> [Task instructions]
Print every record below exactly as written.
**********
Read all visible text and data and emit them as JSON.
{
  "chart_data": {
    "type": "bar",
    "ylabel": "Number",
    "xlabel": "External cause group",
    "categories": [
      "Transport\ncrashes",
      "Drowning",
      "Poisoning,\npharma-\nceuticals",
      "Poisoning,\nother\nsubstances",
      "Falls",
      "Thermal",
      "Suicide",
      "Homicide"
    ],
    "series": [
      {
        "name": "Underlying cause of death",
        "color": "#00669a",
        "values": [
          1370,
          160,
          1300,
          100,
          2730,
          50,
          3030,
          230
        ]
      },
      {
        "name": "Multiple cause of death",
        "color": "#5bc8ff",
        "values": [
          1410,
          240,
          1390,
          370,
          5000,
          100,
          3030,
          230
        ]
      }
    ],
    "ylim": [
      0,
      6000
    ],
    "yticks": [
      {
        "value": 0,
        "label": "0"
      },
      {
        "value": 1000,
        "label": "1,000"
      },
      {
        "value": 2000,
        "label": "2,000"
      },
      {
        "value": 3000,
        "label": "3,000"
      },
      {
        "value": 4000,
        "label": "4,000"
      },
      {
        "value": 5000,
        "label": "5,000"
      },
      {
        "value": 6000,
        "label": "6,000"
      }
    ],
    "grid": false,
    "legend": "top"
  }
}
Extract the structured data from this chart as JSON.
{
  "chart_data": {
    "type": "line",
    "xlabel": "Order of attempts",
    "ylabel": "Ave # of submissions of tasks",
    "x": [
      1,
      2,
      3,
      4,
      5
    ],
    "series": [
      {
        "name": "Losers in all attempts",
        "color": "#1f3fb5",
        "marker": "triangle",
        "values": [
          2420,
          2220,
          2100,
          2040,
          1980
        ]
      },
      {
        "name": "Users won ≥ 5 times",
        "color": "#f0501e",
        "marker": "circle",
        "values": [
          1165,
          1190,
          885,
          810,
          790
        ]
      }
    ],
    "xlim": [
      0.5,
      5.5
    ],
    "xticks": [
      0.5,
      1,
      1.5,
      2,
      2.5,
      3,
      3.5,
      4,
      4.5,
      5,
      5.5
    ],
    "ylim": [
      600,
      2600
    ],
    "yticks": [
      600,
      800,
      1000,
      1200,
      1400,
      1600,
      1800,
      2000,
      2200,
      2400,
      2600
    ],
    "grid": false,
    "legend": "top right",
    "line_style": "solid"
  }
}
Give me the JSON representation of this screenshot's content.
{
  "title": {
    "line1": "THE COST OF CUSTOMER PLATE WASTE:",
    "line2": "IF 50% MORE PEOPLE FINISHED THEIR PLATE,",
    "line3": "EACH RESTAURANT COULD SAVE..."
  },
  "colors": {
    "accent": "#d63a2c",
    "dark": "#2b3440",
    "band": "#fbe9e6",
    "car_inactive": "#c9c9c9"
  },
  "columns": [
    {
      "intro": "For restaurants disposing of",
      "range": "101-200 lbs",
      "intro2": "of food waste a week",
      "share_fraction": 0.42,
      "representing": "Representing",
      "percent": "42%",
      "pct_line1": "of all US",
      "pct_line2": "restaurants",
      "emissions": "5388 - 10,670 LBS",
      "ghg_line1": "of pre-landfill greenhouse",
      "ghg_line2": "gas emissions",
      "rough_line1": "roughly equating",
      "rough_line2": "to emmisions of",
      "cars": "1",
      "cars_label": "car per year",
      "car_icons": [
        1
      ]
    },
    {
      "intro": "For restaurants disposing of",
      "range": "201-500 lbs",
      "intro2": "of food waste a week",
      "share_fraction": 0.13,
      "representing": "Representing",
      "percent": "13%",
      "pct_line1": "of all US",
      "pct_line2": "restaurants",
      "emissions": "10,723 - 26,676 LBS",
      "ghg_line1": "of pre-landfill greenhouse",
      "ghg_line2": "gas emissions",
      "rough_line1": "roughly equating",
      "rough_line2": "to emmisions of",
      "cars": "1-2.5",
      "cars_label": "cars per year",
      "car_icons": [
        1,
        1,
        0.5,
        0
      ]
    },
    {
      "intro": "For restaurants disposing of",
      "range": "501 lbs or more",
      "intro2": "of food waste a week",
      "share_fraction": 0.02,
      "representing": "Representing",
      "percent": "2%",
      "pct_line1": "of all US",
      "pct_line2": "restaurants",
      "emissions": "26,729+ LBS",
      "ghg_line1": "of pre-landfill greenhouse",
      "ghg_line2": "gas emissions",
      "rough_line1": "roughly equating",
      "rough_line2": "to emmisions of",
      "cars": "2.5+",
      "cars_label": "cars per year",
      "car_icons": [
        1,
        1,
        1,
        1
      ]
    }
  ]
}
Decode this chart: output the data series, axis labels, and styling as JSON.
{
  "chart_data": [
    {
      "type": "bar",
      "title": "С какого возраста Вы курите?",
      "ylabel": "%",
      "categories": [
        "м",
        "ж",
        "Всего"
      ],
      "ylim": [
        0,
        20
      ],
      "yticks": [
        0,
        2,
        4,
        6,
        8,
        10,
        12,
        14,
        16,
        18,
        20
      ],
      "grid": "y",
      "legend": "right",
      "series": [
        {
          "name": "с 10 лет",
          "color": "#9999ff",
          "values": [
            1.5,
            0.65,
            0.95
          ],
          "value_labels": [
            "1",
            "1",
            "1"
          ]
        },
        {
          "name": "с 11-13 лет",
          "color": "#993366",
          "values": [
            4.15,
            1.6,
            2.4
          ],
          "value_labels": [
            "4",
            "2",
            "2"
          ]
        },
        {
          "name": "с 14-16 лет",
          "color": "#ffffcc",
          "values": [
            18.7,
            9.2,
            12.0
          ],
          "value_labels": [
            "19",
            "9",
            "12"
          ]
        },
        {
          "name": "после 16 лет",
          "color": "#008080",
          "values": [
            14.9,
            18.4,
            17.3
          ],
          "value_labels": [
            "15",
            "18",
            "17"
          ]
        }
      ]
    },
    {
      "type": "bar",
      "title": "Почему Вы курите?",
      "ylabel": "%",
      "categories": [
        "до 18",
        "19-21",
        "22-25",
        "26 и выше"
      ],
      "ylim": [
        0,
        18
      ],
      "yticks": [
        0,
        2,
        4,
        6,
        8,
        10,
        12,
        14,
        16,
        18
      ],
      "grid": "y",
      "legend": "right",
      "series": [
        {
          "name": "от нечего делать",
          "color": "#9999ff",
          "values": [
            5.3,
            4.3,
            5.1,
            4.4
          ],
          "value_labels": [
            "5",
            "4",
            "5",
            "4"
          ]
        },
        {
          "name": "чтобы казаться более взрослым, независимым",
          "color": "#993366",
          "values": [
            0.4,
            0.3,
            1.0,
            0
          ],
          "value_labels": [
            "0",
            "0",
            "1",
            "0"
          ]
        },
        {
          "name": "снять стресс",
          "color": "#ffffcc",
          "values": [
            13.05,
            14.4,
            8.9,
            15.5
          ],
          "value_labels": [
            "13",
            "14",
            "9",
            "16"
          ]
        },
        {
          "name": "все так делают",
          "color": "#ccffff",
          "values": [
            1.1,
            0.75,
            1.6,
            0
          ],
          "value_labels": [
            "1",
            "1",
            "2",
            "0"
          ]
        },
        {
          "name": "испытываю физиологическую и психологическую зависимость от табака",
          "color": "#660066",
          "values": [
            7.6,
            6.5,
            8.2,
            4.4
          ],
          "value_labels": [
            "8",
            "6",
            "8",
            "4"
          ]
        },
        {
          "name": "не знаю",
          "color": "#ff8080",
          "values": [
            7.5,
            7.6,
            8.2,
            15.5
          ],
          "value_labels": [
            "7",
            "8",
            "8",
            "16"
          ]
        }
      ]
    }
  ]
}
**********
> [Reply to the task]
Read all visible text and data and emit them as JSON.
{
  "chart_data": {
    "type": "bar",
    "ylabel": "Number",
    "xlabel": "External cause group",
    "categories": [
      "Transport\ncrashes",
      "Drowning",
      "Poisoning,\npharma-\nceuticals",
      "Poisoning,\nother\nsubstances",
      "Falls",
      "Thermal",
      "Suicide",
      "Homicide"
    ],
    "series": [
      {
        "name": "Underlying cause of death",
        "color": "#00669a",
        "values": [
          1370,
          160,
          1300,
          100,
          2730,
          50,
          3030,
          230
        ]
      },
      {
        "name": "Multiple cause of death",
        "color": "#5bc8ff",
        "values": [
          1410,
          240,
          1390,
          370,
          5000,
          100,
          3030,
          230
        ]
      }
    ],
    "ylim": [
      0,
      6000
    ],
    "yticks": [
      {
        "value": 0,
        "label": "0"
      },
      {
        "value": 1000,
        "label": "1,000"
      },
      {
        "value": 2000,
        "label": "2,000"
      },
      {
        "value": 3000,
        "label": "3,000"
      },
      {
        "value": 4000,
        "label": "4,000"
      },
      {
        "value": 5000,
        "label": "5,000"
      },
      {
        "value": 6000,
        "label": "6,000"
      }
    ],
    "grid": false,
    "legend": "top"
  }
}
Extract the structured data from this chart as JSON.
{
  "chart_data": {
    "type": "line",
    "xlabel": "Order of attempts",
    "ylabel": "Ave # of submissions of tasks",
    "x": [
      1,
      2,
      3,
      4,
      5
    ],
    "series": [
      {
        "name": "Losers in all attempts",
        "color": "#1f3fb5",
        "marker": "triangle",
        "values": [
          2420,
          2220,
          2100,
          2040,
          1980
        ]
      },
      {
        "name": "Users won ≥ 5 times",
        "color": "#f0501e",
        "marker": "circle",
        "values": [
          1165,
          1190,
          885,
          810,
          790
        ]
      }
    ],
    "xlim": [
      0.5,
      5.5
    ],
    "xticks": [
      0.5,
      1,
      1.5,
      2,
      2.5,
      3,
      3.5,
      4,
      4.5,
      5,
      5.5
    ],
    "ylim": [
      600,
      2600
    ],
    "yticks": [
      600,
      800,
      1000,
      1200,
      1400,
      1600,
      1800,
      2000,
      2200,
      2400,
      2600
    ],
    "grid": false,
    "legend": "top right",
    "line_style": "solid"
  }
}
Give me the JSON representation of this screenshot's content.
{
  "title": {
    "line1": "THE COST OF CUSTOMER PLATE WASTE:",
    "line2": "IF 50% MORE PEOPLE FINISHED THEIR PLATE,",
    "line3": "EACH RESTAURANT COULD SAVE..."
  },
  "colors": {
    "accent": "#d63a2c",
    "dark": "#2b3440",
    "band": "#fbe9e6",
    "car_inactive": "#c9c9c9"
  },
  "columns": [
    {
      "intro": "For restaurants disposing of",
      "range": "101-200 lbs",
      "intro2": "of food waste a week",
      "share_fraction": 0.42,
      "representing": "Representing",
      "percent": "42%",
      "pct_line1": "of all US",
      "pct_line2": "restaurants",
      "emissions": "5388 - 10,670 LBS",
      "ghg_line1": "of pre-landfill greenhouse",
      "ghg_line2": "gas emissions",
      "rough_line1": "roughly equating",
      "rough_line2": "to emmisions of",
      "cars": "1",
      "cars_label": "car per year",
      "car_icons": [
        1
      ]
    },
    {
      "intro": "For restaurants disposing of",
      "range": "201-500 lbs",
      "intro2": "of food waste a week",
      "share_fraction": 0.13,
      "representing": "Representing",
      "percent": "13%",
      "pct_line1": "of all US",
      "pct_line2": "restaurants",
      "emissions": "10,723 - 26,676 LBS",
      "ghg_line1": "of pre-landfill greenhouse",
      "ghg_line2": "gas emissions",
      "rough_line1": "roughly equating",
      "rough_line2": "to emmisions of",
      "cars": "1-2.5",
      "cars_label": "cars per year",
      "car_icons": [
        1,
        1,
        0.5,
        0
      ]
    },
    {
      "intro": "For restaurants disposing of",
      "range": "501 lbs or more",
      "intro2": "of food waste a week",
      "share_fraction": 0.02,
      "representing": "Representing",
      "percent": "2%",
      "pct_line1": "of all US",
      "pct_line2": "restaurants",
      "emissions": "26,729+ LBS",
      "ghg_line1": "of pre-landfill greenhouse",
      "ghg_line2": "gas emissions",
      "rough_line1": "roughly equating",
      "rough_line2": "to emmisions of",
      "cars": "2.5+",
      "cars_label": "cars per year",
      "car_icons": [
        1,
        1,
        1,
        1
      ]
    }
  ]
}
Decode this chart: output the data series, axis labels, and styling as JSON.
{
  "chart_data": [
    {
      "type": "bar",
      "title": "С какого возраста Вы курите?",
      "ylabel": "%",
      "categories": [
        "м",
        "ж",
        "Всего"
      ],
      "ylim": [
        0,
        20
      ],
      "yticks": [
        0,
        2,
        4,
        6,
        8,
        10,
        12,
        14,
        16,
        18,
        20
      ],
      "grid": "y",
      "legend": "right",
      "series": [
        {
          "name": "с 10 лет",
          "color": "#9999ff",
          "values": [
            1.5,
            0.65,
            0.95
          ],
          "value_labels": [
            "1",
            "1",
            "1"
          ]
        },
        {
          "name": "с 11-13 лет",
          "color": "#993366",
          "values": [
            4.15,
            1.6,
            2.4
          ],
          "value_labels": [
            "4",
            "2",
            "2"
          ]
        },
        {
          "name": "с 14-16 лет",
          "color": "#ffffcc",
          "values": [
            18.7,
            9.2,
            12.0
          ],
          "value_labels": [
            "19",
            "9",
            "12"
          ]
        },
        {
          "name": "после 16 лет",
          "color": "#008080",
          "values": [
            14.9,
            18.4,
            17.3
          ],
          "value_labels": [
            "15",
            "18",
            "17"
          ]
        }
      ]
    },
    {
      "type": "bar",
      "title": "Почему Вы курите?",
      "ylabel": "%",
      "categories": [
        "до 18",
        "19-21",
        "22-25",
        "26 и выше"
      ],
      "ylim": [
        0,
        18
      ],
      "yticks": [
        0,
        2,
        4,
        6,
        8,
        10,
        12,
        14,
        16,
        18
      ],
      "grid": "y",
      "legend": "right",
      "series": [
        {
          "name": "от нечего делать",
          "color": "#9999ff",
          "values": [
            5.3,
            4.3,
            5.1,
            4.4
          ],
          "value_labels": [
            "5",
            "4",
            "5",
            "4"
          ]
        },
        {
          "name": "чтобы казаться более взрослым, независимым",
          "color": "#993366",
          "values": [
            0.4,
            0.3,
            1.0,
            0
          ],
          "value_labels": [
            "0",
            "0",
            "1",
            "0"
          ]
        },
        {
          "name": "снять стресс",
          "color": "#ffffcc",
          "values": [
            13.05,
            14.4,
            8.9,
            15.5
          ],
          "value_labels": [
            "13",
            "14",
            "9",
            "16"
          ]
        },
        {
          "name": "все так делают",
          "color": "#ccffff",
          "values": [
            1.1,
            0.75,
            1.6,
            0
          ],
          "value_labels": [
            "1",
            "1",
            "2",
            "0"
          ]
        },
        {
          "name": "испытываю физиологическую и психологическую зависимость от табака",
          "color": "#660066",
          "values": [
            7.6,
            6.5,
            8.2,
            4.4
          ],
          "value_labels": [
            "8",
            "6",
            "8",
            "4"
          ]
        },
        {
          "name": "не знаю",
          "color": "#ff8080",
          "values": [
            7.5,
            7.6,
            8.2,
            15.5
          ],
          "value_labels": [
            "7",
            "8",
            "8",
            "16"
          ]
        }
      ]
    }
  ]
}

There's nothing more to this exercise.